-- Supplied records start --

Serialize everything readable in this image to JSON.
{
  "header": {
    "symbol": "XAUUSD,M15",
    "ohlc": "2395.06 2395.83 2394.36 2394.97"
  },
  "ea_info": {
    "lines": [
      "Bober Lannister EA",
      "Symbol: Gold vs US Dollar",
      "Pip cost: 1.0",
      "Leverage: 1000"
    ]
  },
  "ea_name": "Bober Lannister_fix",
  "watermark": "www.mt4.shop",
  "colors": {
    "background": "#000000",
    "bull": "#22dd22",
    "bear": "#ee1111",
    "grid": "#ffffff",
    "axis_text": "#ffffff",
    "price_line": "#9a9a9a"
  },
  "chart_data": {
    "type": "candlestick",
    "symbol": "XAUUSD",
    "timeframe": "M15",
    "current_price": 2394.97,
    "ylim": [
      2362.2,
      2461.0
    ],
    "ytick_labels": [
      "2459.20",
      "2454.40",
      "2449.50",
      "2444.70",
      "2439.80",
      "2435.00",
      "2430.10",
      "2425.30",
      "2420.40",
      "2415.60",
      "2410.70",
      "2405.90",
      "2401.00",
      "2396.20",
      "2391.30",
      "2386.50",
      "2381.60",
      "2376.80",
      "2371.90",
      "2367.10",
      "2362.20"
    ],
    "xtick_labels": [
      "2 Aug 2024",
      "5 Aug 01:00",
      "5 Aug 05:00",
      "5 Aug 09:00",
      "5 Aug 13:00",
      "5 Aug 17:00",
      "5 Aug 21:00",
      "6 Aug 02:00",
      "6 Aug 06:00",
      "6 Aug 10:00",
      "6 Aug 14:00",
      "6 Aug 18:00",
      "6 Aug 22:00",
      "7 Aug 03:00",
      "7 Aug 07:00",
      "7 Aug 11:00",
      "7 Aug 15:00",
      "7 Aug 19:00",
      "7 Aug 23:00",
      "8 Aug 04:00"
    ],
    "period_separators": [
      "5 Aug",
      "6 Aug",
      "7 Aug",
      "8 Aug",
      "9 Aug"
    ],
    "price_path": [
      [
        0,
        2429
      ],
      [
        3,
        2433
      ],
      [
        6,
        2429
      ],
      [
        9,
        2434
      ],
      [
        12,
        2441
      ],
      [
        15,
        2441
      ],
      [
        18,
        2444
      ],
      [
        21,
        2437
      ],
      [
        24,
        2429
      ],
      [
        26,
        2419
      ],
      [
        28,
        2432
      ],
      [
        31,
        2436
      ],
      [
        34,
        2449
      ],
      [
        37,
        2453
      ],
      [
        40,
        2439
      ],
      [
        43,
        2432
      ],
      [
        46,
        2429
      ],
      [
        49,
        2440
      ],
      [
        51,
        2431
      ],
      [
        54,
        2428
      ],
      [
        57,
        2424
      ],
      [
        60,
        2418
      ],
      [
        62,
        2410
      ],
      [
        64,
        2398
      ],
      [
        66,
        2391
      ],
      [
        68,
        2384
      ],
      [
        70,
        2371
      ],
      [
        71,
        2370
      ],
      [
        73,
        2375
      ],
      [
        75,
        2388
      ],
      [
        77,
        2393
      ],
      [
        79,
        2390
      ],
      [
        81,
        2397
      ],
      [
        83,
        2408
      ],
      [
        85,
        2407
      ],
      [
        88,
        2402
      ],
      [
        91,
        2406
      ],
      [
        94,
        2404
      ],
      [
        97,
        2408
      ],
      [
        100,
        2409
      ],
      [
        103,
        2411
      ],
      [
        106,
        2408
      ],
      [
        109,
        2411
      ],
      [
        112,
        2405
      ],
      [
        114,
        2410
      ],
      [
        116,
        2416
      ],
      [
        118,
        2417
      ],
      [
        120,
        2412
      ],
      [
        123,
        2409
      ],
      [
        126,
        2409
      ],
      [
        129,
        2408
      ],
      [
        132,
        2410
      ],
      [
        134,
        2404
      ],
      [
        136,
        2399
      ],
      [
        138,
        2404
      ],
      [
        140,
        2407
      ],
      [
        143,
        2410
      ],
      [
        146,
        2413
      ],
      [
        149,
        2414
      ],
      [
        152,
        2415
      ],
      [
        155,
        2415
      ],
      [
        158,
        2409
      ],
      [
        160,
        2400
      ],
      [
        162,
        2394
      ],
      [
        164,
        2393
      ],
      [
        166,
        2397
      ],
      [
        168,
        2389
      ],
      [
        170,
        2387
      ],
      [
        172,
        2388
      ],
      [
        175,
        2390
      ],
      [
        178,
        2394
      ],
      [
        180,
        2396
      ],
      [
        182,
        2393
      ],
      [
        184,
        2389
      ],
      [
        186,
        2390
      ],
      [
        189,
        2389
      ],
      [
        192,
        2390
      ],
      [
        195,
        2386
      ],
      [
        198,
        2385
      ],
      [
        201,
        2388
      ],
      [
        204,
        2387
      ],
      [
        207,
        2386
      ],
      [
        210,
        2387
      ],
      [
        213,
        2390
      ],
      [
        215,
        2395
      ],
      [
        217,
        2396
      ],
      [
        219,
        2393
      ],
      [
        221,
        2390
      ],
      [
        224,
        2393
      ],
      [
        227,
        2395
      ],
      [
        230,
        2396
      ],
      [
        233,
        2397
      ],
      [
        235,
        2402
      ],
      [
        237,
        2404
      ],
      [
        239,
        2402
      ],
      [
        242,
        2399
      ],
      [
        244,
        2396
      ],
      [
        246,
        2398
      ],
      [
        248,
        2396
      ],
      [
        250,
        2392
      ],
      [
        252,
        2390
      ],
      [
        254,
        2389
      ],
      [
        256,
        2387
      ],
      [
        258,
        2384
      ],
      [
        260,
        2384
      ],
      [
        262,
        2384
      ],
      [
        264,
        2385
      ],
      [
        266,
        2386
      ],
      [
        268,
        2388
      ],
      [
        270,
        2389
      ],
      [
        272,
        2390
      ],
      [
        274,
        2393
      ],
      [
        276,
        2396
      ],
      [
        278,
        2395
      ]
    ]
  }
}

-- Supplied records end --

Take the listing above and set it down exactly.

*Response to the exercise:*
Serialize everything readable in this image to JSON.
{
  "header": {
    "symbol": "XAUUSD,M15",
    "ohlc": "2395.06 2395.83 2394.36 2394.97"
  },
  "ea_info": {
    "lines": [
      "Bober Lannister EA",
      "Symbol: Gold vs US Dollar",
      "Pip cost: 1.0",
      "Leverage: 1000"
    ]
  },
  "ea_name": "Bober Lannister_fix",
  "watermark": "www.mt4.shop",
  "colors": {
    "background": "#000000",
    "bull": "#22dd22",
    "bear": "#ee1111",
    "grid": "#ffffff",
    "axis_text": "#ffffff",
    "price_line": "#9a9a9a"
  },
  "chart_data": {
    "type": "candlestick",
    "symbol": "XAUUSD",
    "timeframe": "M15",
    "current_price": 2394.97,
    "ylim": [
      2362.2,
      2461.0
    ],
    "ytick_labels": [
      "2459.20",
      "2454.40",
      "2449.50",
      "2444.70",
      "2439.80",
      "2435.00",
      "2430.10",
      "2425.30",
      "2420.40",
      "2415.60",
      "2410.70",
      "2405.90",
      "2401.00",
      "2396.20",
      "2391.30",
      "2386.50",
      "2381.60",
      "2376.80",
      "2371.90",
      "2367.10",
      "2362.20"
    ],
    "xtick_labels": [
      "2 Aug 2024",
      "5 Aug 01:00",
      "5 Aug 05:00",
      "5 Aug 09:00",
      "5 Aug 13:00",
      "5 Aug 17:00",
      "5 Aug 21:00",
      "6 Aug 02:00",
      "6 Aug 06:00",
      "6 Aug 10:00",
      "6 Aug 14:00",
      "6 Aug 18:00",
      "6 Aug 22:00",
      "7 Aug 03:00",
      "7 Aug 07:00",
      "7 Aug 11:00",
      "7 Aug 15:00",
      "7 Aug 19:00",
      "7 Aug 23:00",
      "8 Aug 04:00"
    ],
    "period_separators": [
      "5 Aug",
      "6 Aug",
      "7 Aug",
      "8 Aug",
      "9 Aug"
    ],
    "price_path": [
      [
        0,
        2429
      ],
      [
        3,
        2433
      ],
      [
        6,
        2429
      ],
      [
        9,
        2434
      ],
      [
        12,
        2441
      ],
      [
        15,
        2441
      ],
      [
        18,
        2444
      ],
      [
        21,
        2437
      ],
      [
        24,
        2429
      ],
      [
        26,
        2419
      ],
      [
        28,
        2432
      ],
      [
        31,
        2436
      ],
      [
        34,
        2449
      ],
      [
        37,
        2453
      ],
      [
        40,
        2439
      ],
      [
        43,
        2432
      ],
      [
        46,
        2429
      ],
      [
        49,
        2440
      ],
      [
        51,
        2431
      ],
      [
        54,
        2428
      ],
      [
        57,
        2424
      ],
      [
        60,
        2418
      ],
      [
        62,
        2410
      ],
      [
        64,
        2398
      ],
      [
        66,
        2391
      ],
      [
        68,
        2384
      ],
      [
        70,
        2371
      ],
      [
        71,
        2370
      ],
      [
        73,
        2375
      ],
      [
        75,
        2388
      ],
      [
        77,
        2393
      ],
      [
        79,
        2390
      ],
      [
        81,
        2397
      ],
      [
        83,
        2408
      ],
      [
        85,
        2407
      ],
      [
        88,
        2402
      ],
      [
        91,
        2406
      ],
      [
        94,
        2404
      ],
      [
        97,
        2408
      ],
      [
        100,
        2409
      ],
      [
        103,
        2411
      ],
      [
        106,
        2408
      ],
      [
        109,
        2411
      ],
      [
        112,
        2405
      ],
      [
        114,
        2410
      ],
      [
        116,
        2416
      ],
      [
        118,
        2417
      ],
      [
        120,
        2412
      ],
      [
        123,
        2409
      ],
      [
        126,
        2409
      ],
      [
        129,
        2408
      ],
      [
        132,
        2410
      ],
      [
        134,
        2404
      ],
      [
        136,
        2399
      ],
      [
        138,
        2404
      ],
      [
        140,
        2407
      ],
      [
        143,
        2410
      ],
      [
        146,
        2413
      ],
      [
        149,
        2414
      ],
      [
        152,
        2415
      ],
      [
        155,
        2415
      ],
      [
        158,
        2409
      ],
      [
        160,
        2400
      ],
      [
        162,
        2394
      ],
      [
        164,
        2393
      ],
      [
        166,
        2397
      ],
      [
        168,
        2389
      ],
      [
        170,
        2387
      ],
      [
        172,
        2388
      ],
      [
        175,
        2390
      ],
      [
        178,
        2394
      ],
      [
        180,
        2396
      ],
      [
        182,
        2393
      ],
      [
        184,
        2389
      ],
      [
        186,
        2390
      ],
      [
        189,
        2389
      ],
      [
        192,
        2390
      ],
      [
        195,
        2386
      ],
      [
        198,
        2385
      ],
      [
        201,
        2388
      ],
      [
        204,
        2387
      ],
      [
        207,
        2386
      ],
      [
        210,
        2387
      ],
      [
        213,
        2390
      ],
      [
        215,
        2395
      ],
      [
        217,
        2396
      ],
      [
        219,
        2393
      ],
      [
        221,
        2390
      ],
      [
        224,
        2393
      ],
      [
        227,
        2395
      ],
      [
        230,
        2396
      ],
      [
        233,
        2397
      ],
      [
        235,
        2402
      ],
      [
        237,
        2404
      ],
      [
        239,
        2402
      ],
      [
        242,
        2399
      ],
      [
        244,
        2396
      ],
      [
        246,
        2398
      ],
      [
        248,
        2396
      ],
      [
        250,
        2392
      ],
      [
        252,
        2390
      ],
      [
        254,
        2389
      ],
      [
        256,
        2387
      ],
      [
        258,
        2384
      ],
      [
        260,
        2384
      ],
      [
        262,
        2384
      ],
      [
        264,
        2385
      ],
      [
        266,
        2386
      ],
      [
        268,
        2388
      ],
      [
        270,
        2389
      ],
      [
        272,
        2390
      ],
      [
        274,
        2393
      ],
      [
        276,
        2396
      ],
      [
        278,
        2395
      ]
    ]
  }
}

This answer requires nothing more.